→ The task: Copy every entry word for word, but skip the pictures.

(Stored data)

┌──

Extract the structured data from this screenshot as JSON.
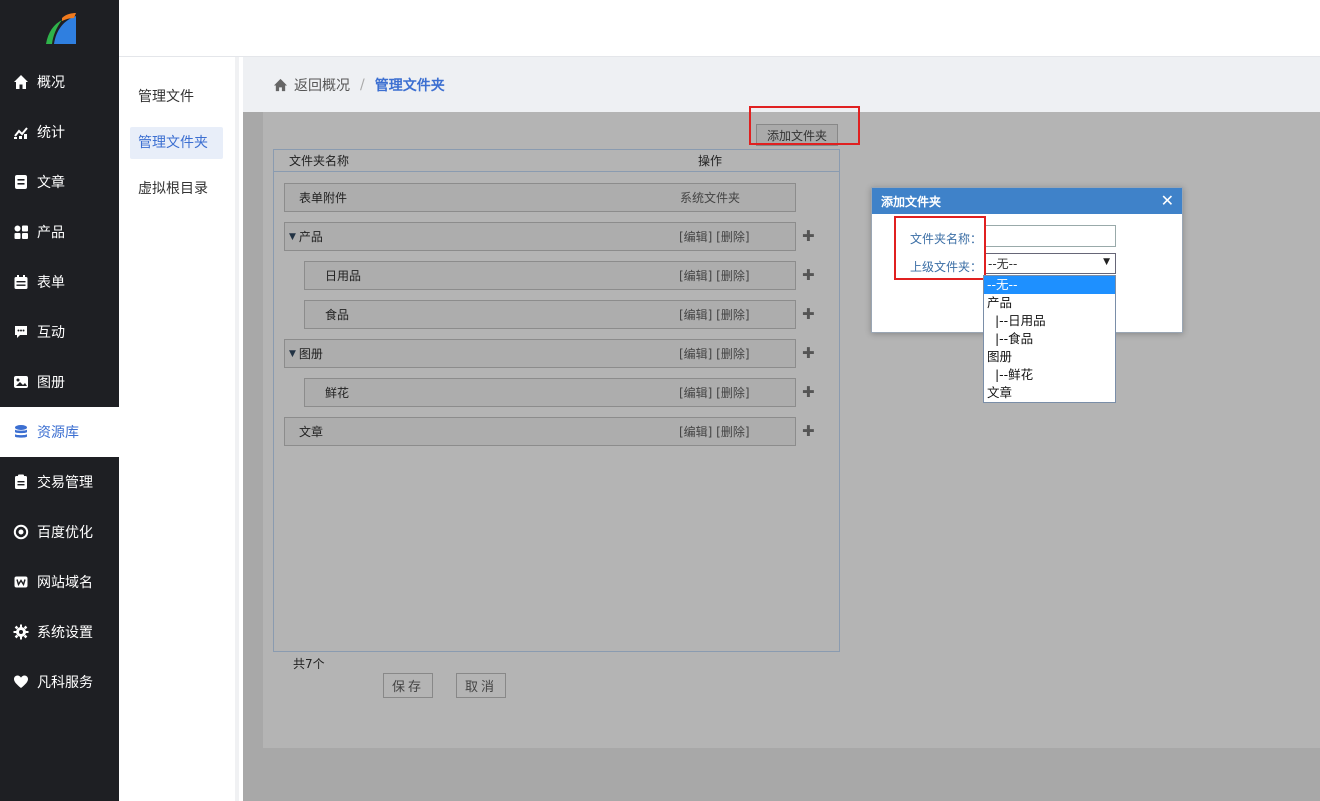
{
  "nav": {
    "items": [
      {
        "label": "概况",
        "icon": "home-icon"
      },
      {
        "label": "统计",
        "icon": "chart-icon"
      },
      {
        "label": "文章",
        "icon": "article-icon"
      },
      {
        "label": "产品",
        "icon": "grid-icon"
      },
      {
        "label": "表单",
        "icon": "calendar-icon"
      },
      {
        "label": "互动",
        "icon": "chat-icon"
      },
      {
        "label": "图册",
        "icon": "image-icon"
      },
      {
        "label": "资源库",
        "icon": "database-icon",
        "active": true
      },
      {
        "label": "交易管理",
        "icon": "clipboard-icon"
      },
      {
        "label": "百度优化",
        "icon": "target-icon"
      },
      {
        "label": "网站域名",
        "icon": "w-badge-icon"
      },
      {
        "label": "系统设置",
        "icon": "gear-icon"
      },
      {
        "label": "凡科服务",
        "icon": "heart-icon"
      }
    ]
  },
  "subnav": {
    "items": [
      "管理文件",
      "管理文件夹",
      "虚拟根目录"
    ],
    "active": "管理文件夹"
  },
  "breadcrumb": {
    "home": "返回概况",
    "separator": "/",
    "current": "管理文件夹"
  },
  "toolbar": {
    "add_folder": "添加文件夹"
  },
  "table": {
    "col_name": "文件夹名称",
    "col_ops": "操作",
    "rows": [
      {
        "name": "表单附件",
        "ops": "系统文件夹"
      },
      {
        "name": "产品",
        "ops": "[编辑] [删除]"
      },
      {
        "name": "日用品",
        "ops": "[编辑] [删除]"
      },
      {
        "name": "食品",
        "ops": "[编辑] [删除]"
      },
      {
        "name": "图册",
        "ops": "[编辑] [删除]"
      },
      {
        "name": "鲜花",
        "ops": "[编辑] [删除]"
      },
      {
        "name": "文章",
        "ops": "[编辑] [删除]"
      }
    ],
    "count": "共7个"
  },
  "buttons": {
    "save": "保存",
    "cancel": "取消"
  },
  "dialog": {
    "title": "添加文件夹",
    "close": "✕",
    "name_label": "文件夹名称：",
    "name_value": "",
    "parent_label": "上级文件夹：",
    "parent_selected": "--无--",
    "options": [
      "--无--",
      "产品",
      "  |--日用品",
      "  |--食品",
      "图册",
      "  |--鲜花",
      "文章"
    ]
  },
  "colors": {
    "sidebar_bg": "#1e1f23",
    "accent": "#3c6fd1",
    "dialog_header": "#3f82c9",
    "highlight": "#e02020",
    "option_selected": "#1e90ff"
  }
}
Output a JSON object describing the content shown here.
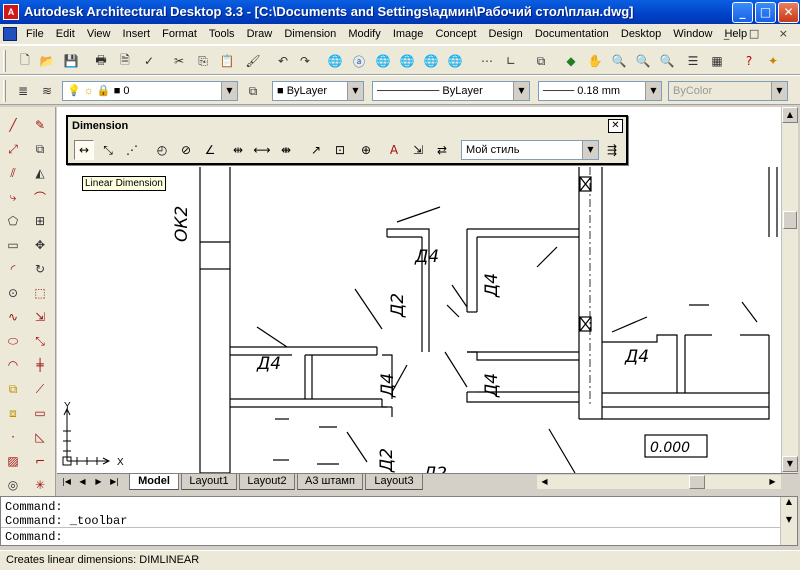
{
  "window": {
    "title": "Autodesk Architectural Desktop 3.3 - [C:\\Documents and Settings\\админ\\Рабочий стол\\план.dwg]",
    "buttons": [
      "_",
      "□",
      "✕"
    ]
  },
  "menubar": {
    "items": [
      "File",
      "Edit",
      "View",
      "Insert",
      "Format",
      "Tools",
      "Draw",
      "Dimension",
      "Modify",
      "Image",
      "Concept",
      "Design",
      "Documentation",
      "Desktop",
      "Window",
      "Help"
    ],
    "mdi_buttons": "_ □ ×"
  },
  "layers_toolbar": {
    "layer_value": "0",
    "color_value": "ByLayer",
    "linetype_value": "ByLayer",
    "lineweight_value": "0.18 mm",
    "plotstyle_value": "ByColor"
  },
  "dimension_toolbar": {
    "title": "Dimension",
    "style_value": "Мой стиль",
    "tooltip": "Linear Dimension"
  },
  "drawing": {
    "room_labels": [
      "Д4",
      "Д4",
      "Д4",
      "Д4",
      "Д4",
      "Д4"
    ],
    "door_labels": [
      "Д2",
      "Д2",
      "Д2"
    ],
    "wall_label": "ОК2",
    "elevation": "0.000",
    "ucs_x": "X",
    "ucs_y": "Y"
  },
  "tabs": [
    "Model",
    "Layout1",
    "Layout2",
    "А3 штамп",
    "Layout3"
  ],
  "command_window": {
    "lines": [
      "Command:",
      "Command: _toolbar",
      "Command:"
    ]
  },
  "status": {
    "text": "Creates linear dimensions:  DIMLINEAR"
  }
}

└──

→ Written solution:
Extract the structured data from this screenshot as JSON.
{
  "nav": {
    "items": [
      {
        "label": "概况",
        "icon": "home-icon"
      },
      {
        "label": "统计",
        "icon": "chart-icon"
      },
      {
        "label": "文章",
        "icon": "article-icon"
      },
      {
        "label": "产品",
        "icon": "grid-icon"
      },
      {
        "label": "表单",
        "icon": "calendar-icon"
      },
      {
        "label": "互动",
        "icon": "chat-icon"
      },
      {
        "label": "图册",
        "icon": "image-icon"
      },
      {
        "label": "资源库",
        "icon": "database-icon",
        "active": true
      },
      {
        "label": "交易管理",
        "icon": "clipboard-icon"
      },
      {
        "label": "百度优化",
        "icon": "target-icon"
      },
      {
        "label": "网站域名",
        "icon": "w-badge-icon"
      },
      {
        "label": "系统设置",
        "icon": "gear-icon"
      },
      {
        "label": "凡科服务",
        "icon": "heart-icon"
      }
    ]
  },
  "subnav": {
    "items": [
      "管理文件",
      "管理文件夹",
      "虚拟根目录"
    ],
    "active": "管理文件夹"
  },
  "breadcrumb": {
    "home": "返回概况",
    "separator": "/",
    "current": "管理文件夹"
  },
  "toolbar": {
    "add_folder": "添加文件夹"
  },
  "table": {
    "col_name": "文件夹名称",
    "col_ops": "操作",
    "rows": [
      {
        "name": "表单附件",
        "ops": "系统文件夹"
      },
      {
        "name": "产品",
        "ops": "[编辑] [删除]"
      },
      {
        "name": "日用品",
        "ops": "[编辑] [删除]"
      },
      {
        "name": "食品",
        "ops": "[编辑] [删除]"
      },
      {
        "name": "图册",
        "ops": "[编辑] [删除]"
      },
      {
        "name": "鲜花",
        "ops": "[编辑] [删除]"
      },
      {
        "name": "文章",
        "ops": "[编辑] [删除]"
      }
    ],
    "count": "共7个"
  },
  "buttons": {
    "save": "保存",
    "cancel": "取消"
  },
  "dialog": {
    "title": "添加文件夹",
    "close": "✕",
    "name_label": "文件夹名称：",
    "name_value": "",
    "parent_label": "上级文件夹：",
    "parent_selected": "--无--",
    "options": [
      "--无--",
      "产品",
      "  |--日用品",
      "  |--食品",
      "图册",
      "  |--鲜花",
      "文章"
    ]
  },
  "colors": {
    "sidebar_bg": "#1e1f23",
    "accent": "#3c6fd1",
    "dialog_header": "#3f82c9",
    "highlight": "#e02020",
    "option_selected": "#1e90ff"
  }
}
Output a JSON object describing the content shown here.
{
  "window": {
    "title": "Autodesk Architectural Desktop 3.3 - [C:\\Documents and Settings\\админ\\Рабочий стол\\план.dwg]",
    "buttons": [
      "_",
      "□",
      "✕"
    ]
  },
  "menubar": {
    "items": [
      "File",
      "Edit",
      "View",
      "Insert",
      "Format",
      "Tools",
      "Draw",
      "Dimension",
      "Modify",
      "Image",
      "Concept",
      "Design",
      "Documentation",
      "Desktop",
      "Window",
      "Help"
    ],
    "mdi_buttons": "_ □ ×"
  },
  "layers_toolbar": {
    "layer_value": "0",
    "color_value": "ByLayer",
    "linetype_value": "ByLayer",
    "lineweight_value": "0.18 mm",
    "plotstyle_value": "ByColor"
  },
  "dimension_toolbar": {
    "title": "Dimension",
    "style_value": "Мой стиль",
    "tooltip": "Linear Dimension"
  },
  "drawing": {
    "room_labels": [
      "Д4",
      "Д4",
      "Д4",
      "Д4",
      "Д4",
      "Д4"
    ],
    "door_labels": [
      "Д2",
      "Д2",
      "Д2"
    ],
    "wall_label": "ОК2",
    "elevation": "0.000",
    "ucs_x": "X",
    "ucs_y": "Y"
  },
  "tabs": [
    "Model",
    "Layout1",
    "Layout2",
    "А3 штамп",
    "Layout3"
  ],
  "command_window": {
    "lines": [
      "Command:",
      "Command: _toolbar",
      "Command:"
    ]
  },
  "status": {
    "text": "Creates linear dimensions:  DIMLINEAR"
  }
}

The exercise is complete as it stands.